• [Source document]
▬▬▬▬▬▬▬▬▬▬
What are the starting times for each day? Thanks!


----------



## BudBartos (Jan 1, 1970)

Yes.....we will have practice on Friday from 9am to 3pm for onroad. Doors open at 9am. Friday oval practice will be from 4pm to 9pm.

Saturday, doors open at 8am and oval practice will be from 8am to 10am, followed by a drivers meeting at 10:15am. 1st round of qualifying will start at aprox. 10:30am. Door prizes and Oval award presentation will follow the Oval mains.

Sunday, doors open at 8am and onroad practice will be from 8am to 10am, followed by a drivers meeting at 10:30am. 1st round of qualifying will start at aprox. 10:30am. Door prizes and OnRoad award presentation will follow the OnRoad mains.


----------



## Hangtime (Jan 2, 2007)

I checked the flyer but I should have looked up. Thanks!


----------



## Micro_Racer (Mar 27, 2002)

will you be able to purchase extra hand out motors? and how much?


----------



## rcwebs (Sep 22, 2007)

Hi Micro,

Sorry for the delay in answer to your question.

Yes I'll have extra Brushed handout motors. They'll be around $10 each!

I don't think I'll have extra brushless motors to hand out.

Thanks,

Pat


----------



## BudBartos (Jan 1, 1970)

Brushless is not had out is it?


----------



## rcwebs (Sep 22, 2007)

Bud,

Brushless handout motor *ONLY* for the Micro Touring Super Stock class!

Pat


----------



## BudBartos (Jan 1, 1970)

rcwebs said:


> Bud,
> 
> Brushless handout motor *ONLY* for the Micro Touring Super Stock class!
> 
> Pat


 
OK got it !!!! Can I run my 2WD in the 4WD class


----------



## Micro_Racer (Mar 27, 2002)

I mailed my entry form - Pan Car Stock - Oval..... should be fun to battle all the new BRP racers at Hobby Stop West!


----------



## Hangtime (Jan 2, 2007)

Is there a cut-off date for registration? I'm still deciding.


----------



## rcwebs (Sep 22, 2007)

There is no cutoff for the first class. It's $25, but if you are running more than one class there is a discount of $5 for entries received by April 5th. Your second or more class would be only $20 each.
▬▬▬▬▬▬▬▬▬▬
• [Direction A]
Answer these questions using the forum thread:
(i) During what hours is oval practice held on Friday?
(ii) About how much will each extra brushed handout motor cost?
(iii) What is the entry fee for the first class?
• [Direction B]
Update the forum thread by writing out everything from "I checked the" down to "and how much?" again, with "flyer" changed to "schedule".

• [Data section]
▬▬▬▬▬▬▬▬▬▬
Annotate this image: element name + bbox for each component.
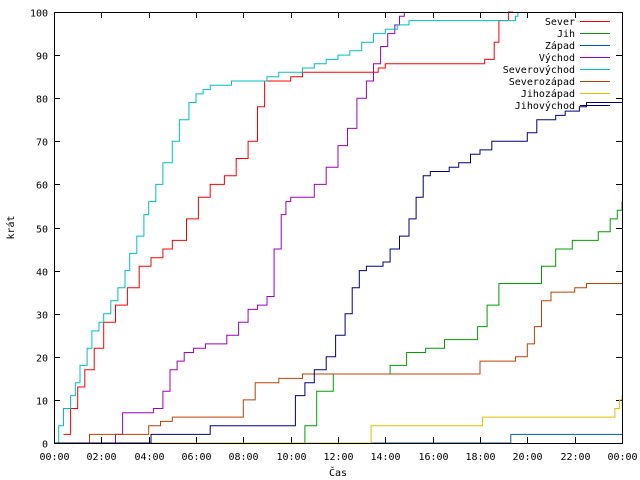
▬▬▬▬▬▬▬▬▬▬
• [Correct response A]
(i) From 4pm to 9pm.
(ii) Around $10 each.
(iii) $25.

• [Correct response B]
I checked the schedule but I should have looked up. Thanks!


----------



## Micro_Racer (Mar 27, 2002)

will you be able to purchase extra hand out motors? and how much?